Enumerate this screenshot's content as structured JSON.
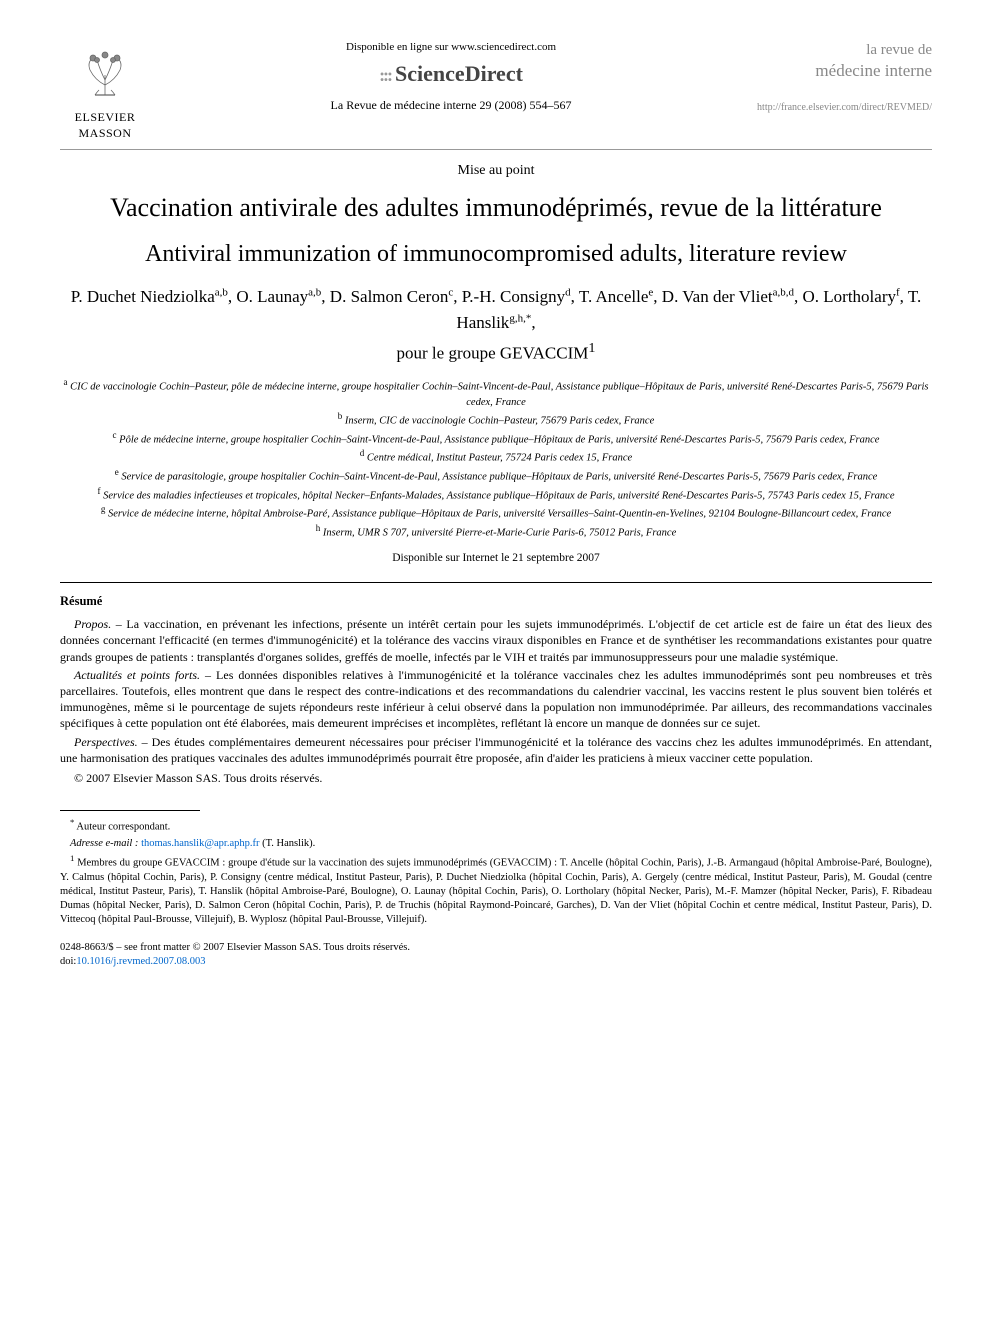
{
  "header": {
    "publisher_name": "ELSEVIER MASSON",
    "online_text": "Disponible en ligne sur www.sciencedirect.com",
    "sd_brand": "ScienceDirect",
    "citation": "La Revue de médecine interne 29 (2008) 554–567",
    "journal_line1": "la revue de",
    "journal_line2": "médecine interne",
    "journal_url": "http://france.elsevier.com/direct/REVMED/"
  },
  "article_type": "Mise au point",
  "title_fr": "Vaccination antivirale des adultes immunodéprimés, revue de la littérature",
  "title_en": "Antiviral immunization of immunocompromised adults, literature review",
  "authors_html": "P. Duchet Niedziolka|a,b|, O. Launay|a,b|, D. Salmon Ceron|c|, P.-H. Consigny|d|, T. Ancelle|e|, D. Van der Vliet|a,b,d|, O. Lortholary|f|, T. Hanslik|g,h,*|,",
  "group_line": "pour le groupe GEVACCIM",
  "group_sup": "1",
  "affiliations": [
    {
      "sup": "a",
      "text": "CIC de vaccinologie Cochin–Pasteur, pôle de médecine interne, groupe hospitalier Cochin–Saint-Vincent-de-Paul, Assistance publique–Hôpitaux de Paris, université René-Descartes Paris-5, 75679 Paris cedex, France"
    },
    {
      "sup": "b",
      "text": "Inserm, CIC de vaccinologie Cochin–Pasteur, 75679 Paris cedex, France"
    },
    {
      "sup": "c",
      "text": "Pôle de médecine interne, groupe hospitalier Cochin–Saint-Vincent-de-Paul, Assistance publique–Hôpitaux de Paris, université René-Descartes Paris-5, 75679 Paris cedex, France"
    },
    {
      "sup": "d",
      "text": "Centre médical, Institut Pasteur, 75724 Paris cedex 15, France"
    },
    {
      "sup": "e",
      "text": "Service de parasitologie, groupe hospitalier Cochin–Saint-Vincent-de-Paul, Assistance publique–Hôpitaux de Paris, université René-Descartes Paris-5, 75679 Paris cedex, France"
    },
    {
      "sup": "f",
      "text": "Service des maladies infectieuses et tropicales, hôpital Necker–Enfants-Malades, Assistance publique–Hôpitaux de Paris, université René-Descartes Paris-5, 75743 Paris cedex 15, France"
    },
    {
      "sup": "g",
      "text": "Service de médecine interne, hôpital Ambroise-Paré, Assistance publique–Hôpitaux de Paris, université Versailles–Saint-Quentin-en-Yvelines, 92104 Boulogne-Billancourt cedex, France"
    },
    {
      "sup": "h",
      "text": "Inserm, UMR S 707, université Pierre-et-Marie-Curie Paris-6, 75012 Paris, France"
    }
  ],
  "online_date": "Disponible sur Internet le 21 septembre 2007",
  "resume_head": "Résumé",
  "abstract": {
    "propos_label": "Propos. –",
    "propos": "La vaccination, en prévenant les infections, présente un intérêt certain pour les sujets immunodéprimés. L'objectif de cet article est de faire un état des lieux des données concernant l'efficacité (en termes d'immunogénicité) et la tolérance des vaccins viraux disponibles en France et de synthétiser les recommandations existantes pour quatre grands groupes de patients : transplantés d'organes solides, greffés de moelle, infectés par le VIH et traités par immunosuppresseurs pour une maladie systémique.",
    "actualites_label": "Actualités et points forts. –",
    "actualites": "Les données disponibles relatives à l'immunogénicité et la tolérance vaccinales chez les adultes immunodéprimés sont peu nombreuses et très parcellaires. Toutefois, elles montrent que dans le respect des contre-indications et des recommandations du calendrier vaccinal, les vaccins restent le plus souvent bien tolérés et immunogènes, même si le pourcentage de sujets répondeurs reste inférieur à celui observé dans la population non immunodéprimée. Par ailleurs, des recommandations vaccinales spécifiques à cette population ont été élaborées, mais demeurent imprécises et incomplètes, reflétant là encore un manque de données sur ce sujet.",
    "perspectives_label": "Perspectives. –",
    "perspectives": "Des études complémentaires demeurent nécessaires pour préciser l'immunogénicité et la tolérance des vaccins chez les adultes immunodéprimés. En attendant, une harmonisation des pratiques vaccinales des adultes immunodéprimés pourrait être proposée, afin d'aider les praticiens à mieux vacciner cette population."
  },
  "copyright_line": "© 2007 Elsevier Masson SAS. Tous droits réservés.",
  "footnotes": {
    "corr_symbol": "*",
    "corr": "Auteur correspondant.",
    "email_label": "Adresse e-mail :",
    "email": "thomas.hanslik@apr.aphp.fr",
    "email_suffix": "(T. Hanslik).",
    "group_sup": "1",
    "group": "Membres du groupe GEVACCIM : groupe d'étude sur la vaccination des sujets immunodéprimés (GEVACCIM) : T. Ancelle (hôpital Cochin, Paris), J.-B. Armangaud (hôpital Ambroise-Paré, Boulogne), Y. Calmus (hôpital Cochin, Paris), P. Consigny (centre médical, Institut Pasteur, Paris), P. Duchet Niedziolka (hôpital Cochin, Paris), A. Gergely (centre médical, Institut Pasteur, Paris), M. Goudal (centre médical, Institut Pasteur, Paris), T. Hanslik (hôpital Ambroise-Paré, Boulogne), O. Launay (hôpital Cochin, Paris), O. Lortholary (hôpital Necker, Paris), M.-F. Mamzer (hôpital Necker, Paris), F. Ribadeau Dumas (hôpital Necker, Paris), D. Salmon Ceron (hôpital Cochin, Paris), P. de Truchis (hôpital Raymond-Poincaré, Garches), D. Van der Vliet (hôpital Cochin et centre médical, Institut Pasteur, Paris), D. Vittecoq (hôpital Paul-Brousse, Villejuif), B. Wyplosz (hôpital Paul-Brousse, Villejuif)."
  },
  "footer": {
    "front_matter": "0248-8663/$ – see front matter © 2007 Elsevier Masson SAS. Tous droits réservés.",
    "doi_label": "doi:",
    "doi": "10.1016/j.revmed.2007.08.003"
  },
  "colors": {
    "link": "#0066cc",
    "text": "#000000",
    "rule": "#000000"
  }
}
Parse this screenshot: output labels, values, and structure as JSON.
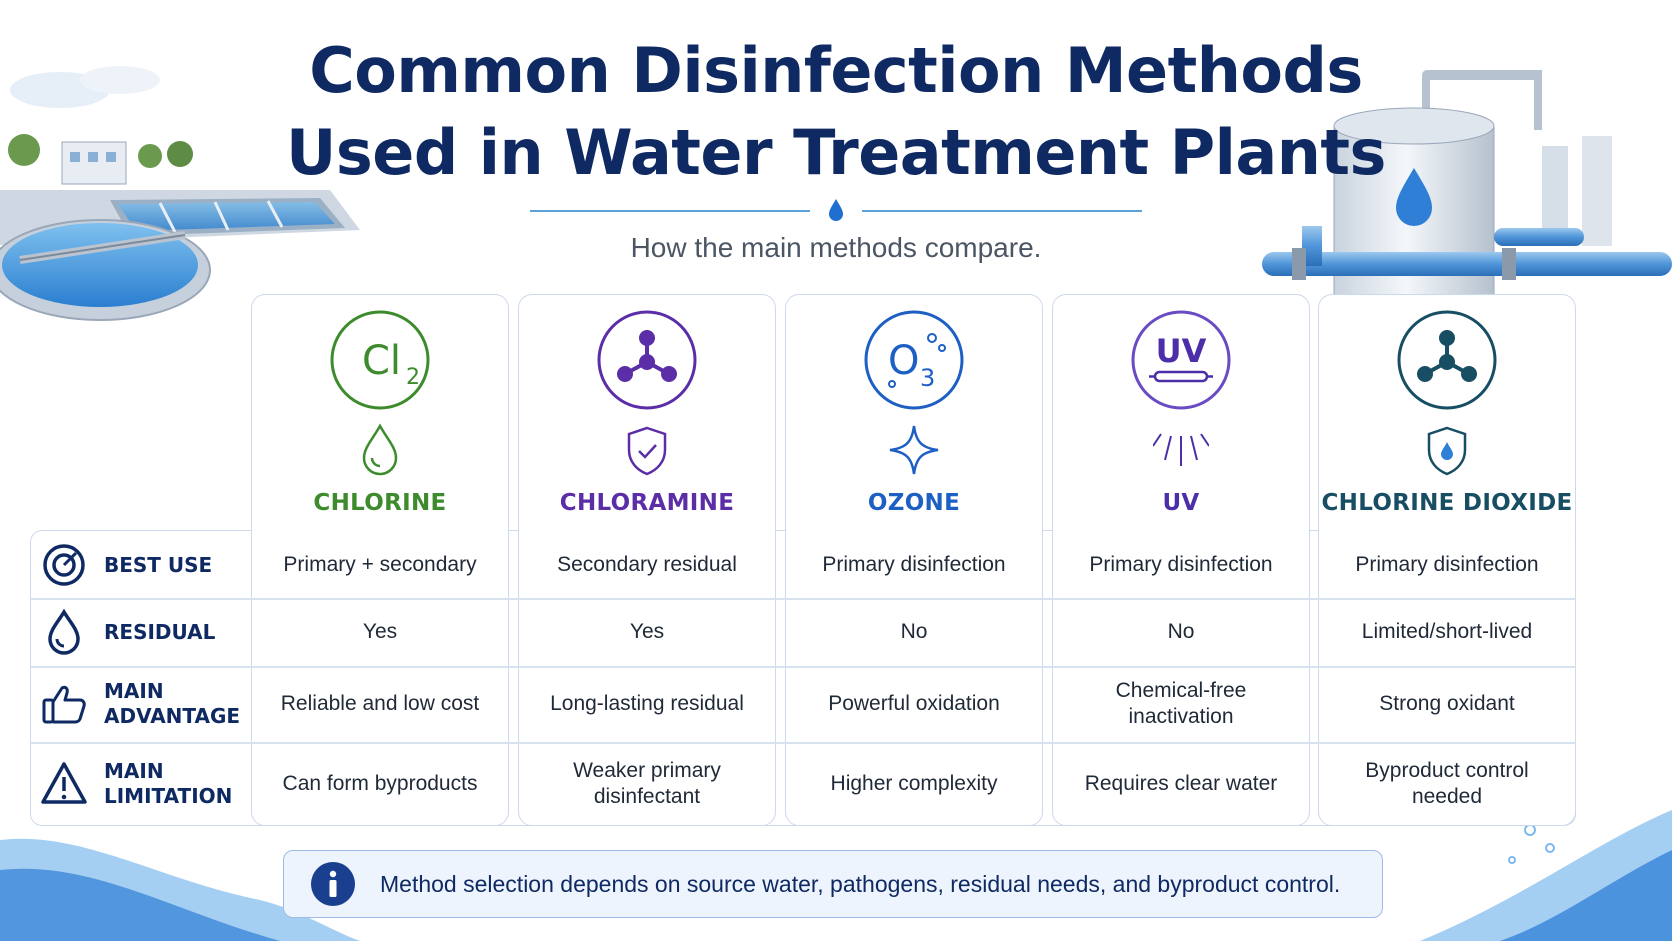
{
  "title": {
    "line1": "Common Disinfection Methods",
    "line2": "Used in Water Treatment Plants"
  },
  "subtitle": "How the main methods compare.",
  "methods": [
    {
      "name": "CHLORINE",
      "big_icon": "cl2-formula-icon",
      "big_text": "Cl",
      "big_sub": "2",
      "small_icon": "water-drop-icon",
      "color": "#3d8b2c"
    },
    {
      "name": "CHLORAMINE",
      "big_icon": "molecule-icon",
      "small_icon": "shield-check-icon",
      "color": "#5b2ea8"
    },
    {
      "name": "OZONE",
      "big_icon": "o3-formula-icon",
      "big_text": "O",
      "big_sub": "3",
      "small_icon": "sparkle-icon",
      "color": "#1e5fc4"
    },
    {
      "name": "UV",
      "big_icon": "uv-lamp-icon",
      "big_text": "UV",
      "small_icon": "light-rays-icon",
      "color": "#4b2ea8"
    },
    {
      "name": "CHLORINE DIOXIDE",
      "big_icon": "molecule-icon",
      "small_icon": "shield-drop-icon",
      "color": "#174e63"
    }
  ],
  "rows": [
    {
      "label": "BEST USE",
      "icon": "target-icon",
      "cells": [
        "Primary + secondary",
        "Secondary residual",
        "Primary disinfection",
        "Primary disinfection",
        "Primary disinfection"
      ]
    },
    {
      "label": "RESIDUAL",
      "icon": "drop-outline-icon",
      "cells": [
        "Yes",
        "Yes",
        "No",
        "No",
        "Limited/short-lived"
      ]
    },
    {
      "label": "MAIN\nADVANTAGE",
      "icon": "thumbs-up-icon",
      "cells": [
        "Reliable and low cost",
        "Long-lasting residual",
        "Powerful oxidation",
        "Chemical-free\ninactivation",
        "Strong oxidant"
      ]
    },
    {
      "label": "MAIN\nLIMITATION",
      "icon": "warning-triangle-icon",
      "cells": [
        "Can form byproducts",
        "Weaker primary\ndisinfectant",
        "Higher complexity",
        "Requires clear water",
        "Byproduct control\nneeded"
      ]
    }
  ],
  "note": {
    "icon": "info-icon",
    "text": "Method selection depends on source water, pathogens, residual needs, and byproduct control."
  },
  "colors": {
    "navy": "#0f2a63",
    "accent_blue": "#1e5fc4",
    "border": "#cdd9ec"
  }
}
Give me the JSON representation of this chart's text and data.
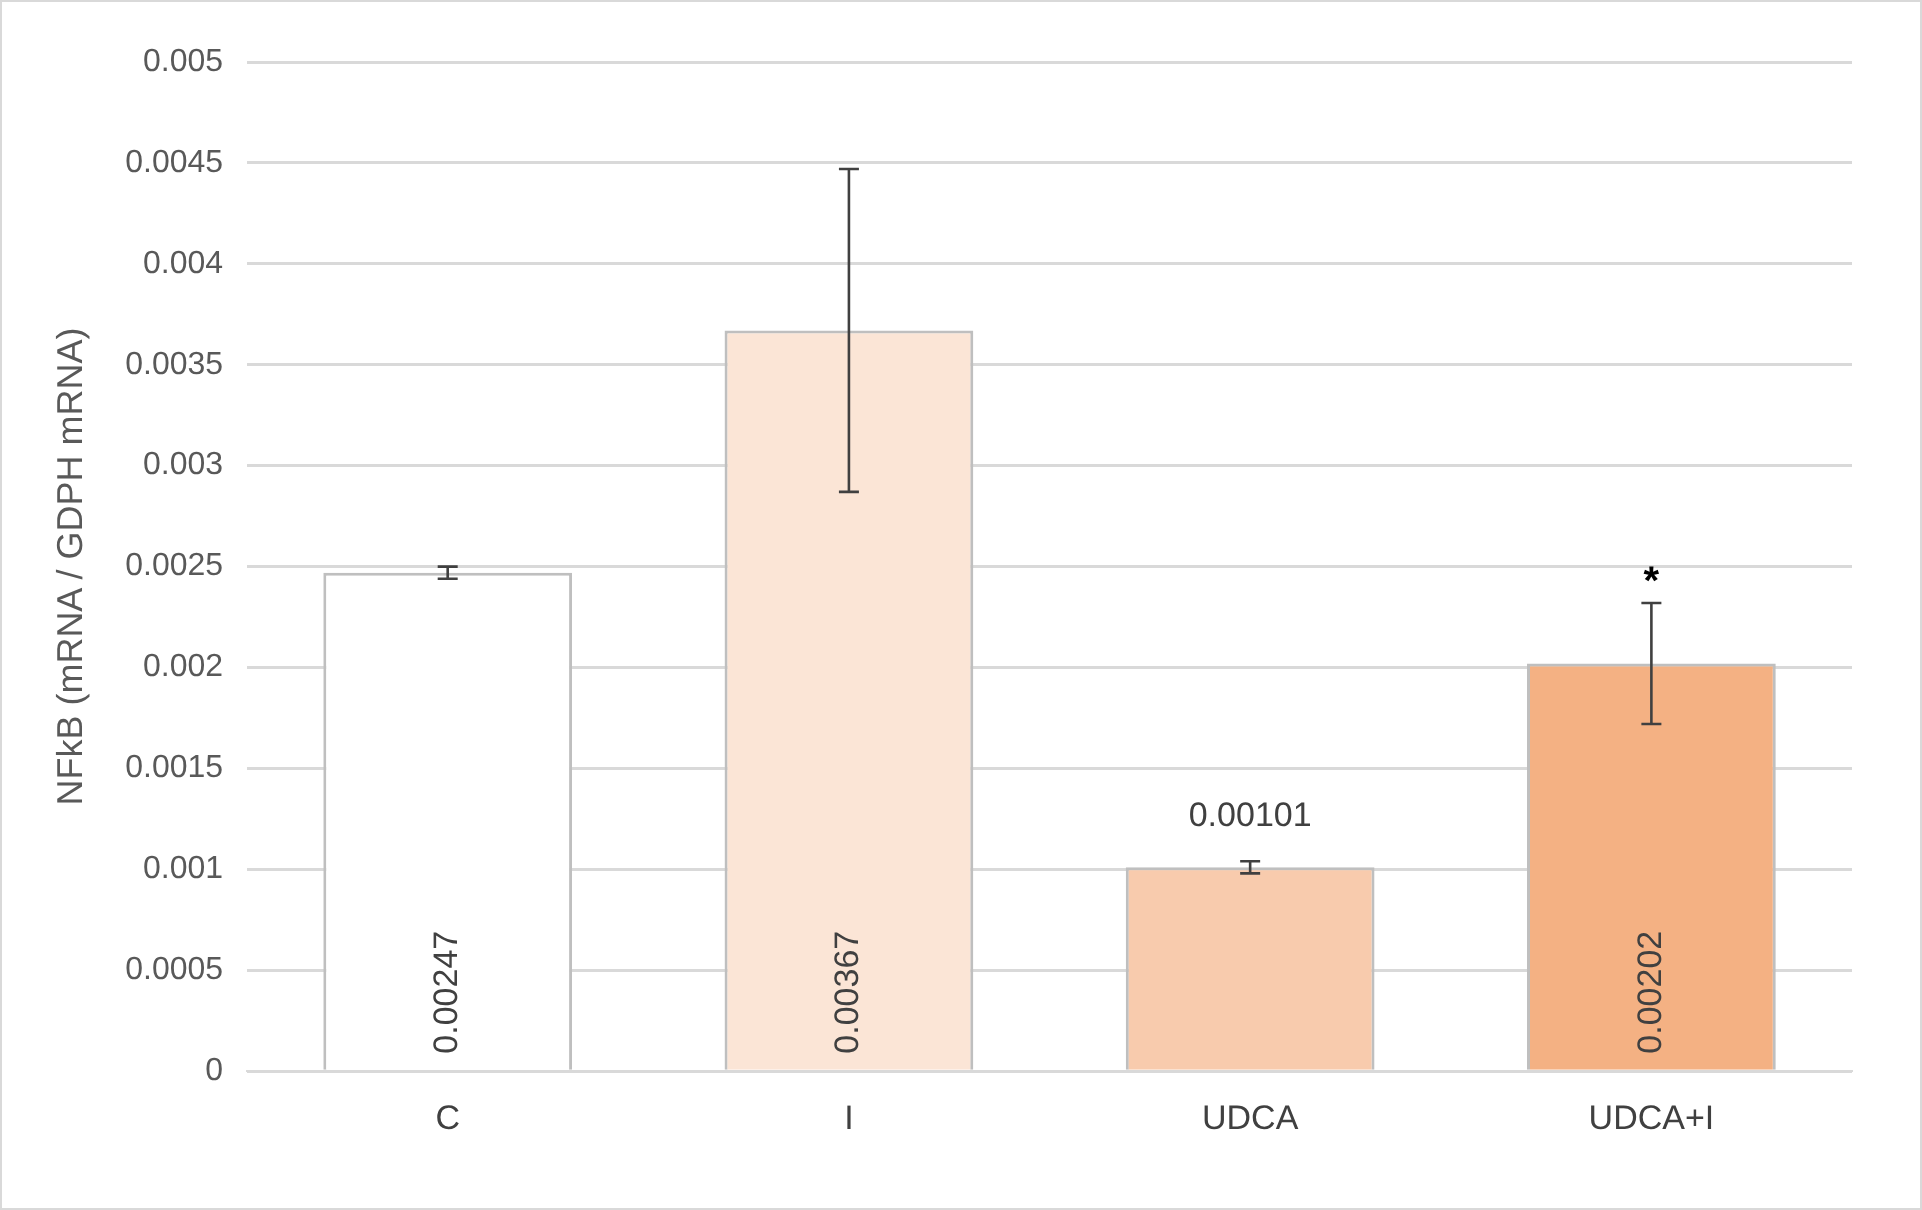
{
  "chart_data": {
    "type": "bar",
    "ylabel": "NFkB (mRNA / GDPH mRNA)",
    "categories": [
      "C",
      "I",
      "UDCA",
      "UDCA+I"
    ],
    "values": [
      0.00247,
      0.00367,
      0.00101,
      0.00202
    ],
    "colors": [
      "#ffffff",
      "#fbe5d6",
      "#f8cbad",
      "#f4b183"
    ],
    "errors": [
      3e-05,
      0.0008,
      3e-05,
      0.0003
    ],
    "data_labels": true,
    "annotations": [
      "*"
    ],
    "ylim": [
      0,
      0.005
    ],
    "yticks": [
      0,
      0.0005,
      0.001,
      0.0015,
      0.002,
      0.0025,
      0.003,
      0.0035,
      0.004,
      0.0045,
      0.005
    ],
    "grid": "y",
    "legend": false
  }
}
^^^^^^^^^^^^^^^^
• **WHAT IS EXPECTED**:
Go through the entries above and count the lines containing the string "Saint". Give only that number.

• **RESULT OF THIS TASK**:
4